# Exercise directions:
How many of the lines that follow contain the word "BEIR"? Give only the number.

____

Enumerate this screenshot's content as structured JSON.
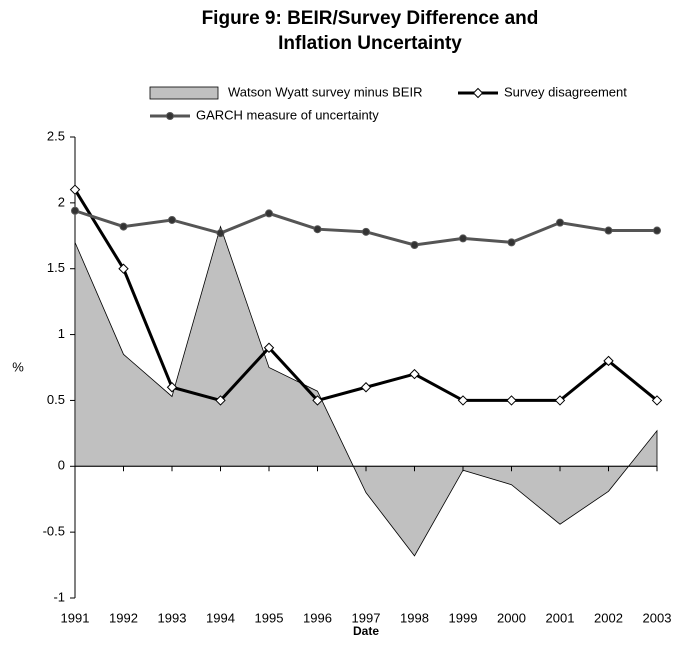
{
  "chart_data": {
    "type": "line",
    "title": "Figure 9: BEIR/Survey Difference and Inflation Uncertainty",
    "x_label": "Date",
    "y_label": "%",
    "categories": [
      "1991",
      "1992",
      "1993",
      "1994",
      "1995",
      "1996",
      "1997",
      "1998",
      "1999",
      "2000",
      "2001",
      "2002",
      "2003"
    ],
    "series": [
      {
        "name": "Watson Wyatt survey minus BEIR",
        "kind": "area",
        "color": "#c0c0c0",
        "values": [
          1.7,
          0.85,
          0.53,
          1.82,
          0.75,
          0.57,
          -0.2,
          -0.68,
          -0.03,
          -0.14,
          -0.44,
          -0.19,
          0.27
        ]
      },
      {
        "name": "Survey disagreement",
        "kind": "line",
        "color": "#000000",
        "marker": "diamond",
        "values": [
          2.1,
          1.5,
          0.6,
          0.5,
          0.9,
          0.5,
          0.6,
          0.7,
          0.5,
          0.5,
          0.5,
          0.8,
          0.5
        ]
      },
      {
        "name": "GARCH measure of uncertainty",
        "kind": "line",
        "color": "#555555",
        "marker": "circle",
        "values": [
          1.94,
          1.82,
          1.87,
          1.77,
          1.92,
          1.8,
          1.78,
          1.68,
          1.73,
          1.7,
          1.85,
          1.79,
          1.79
        ]
      }
    ],
    "ylim": [
      -1,
      2.5
    ],
    "yticks": [
      -1,
      -0.5,
      0,
      0.5,
      1,
      1.5,
      2,
      2.5
    ],
    "grid": false
  }
}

____

# Written answer:
2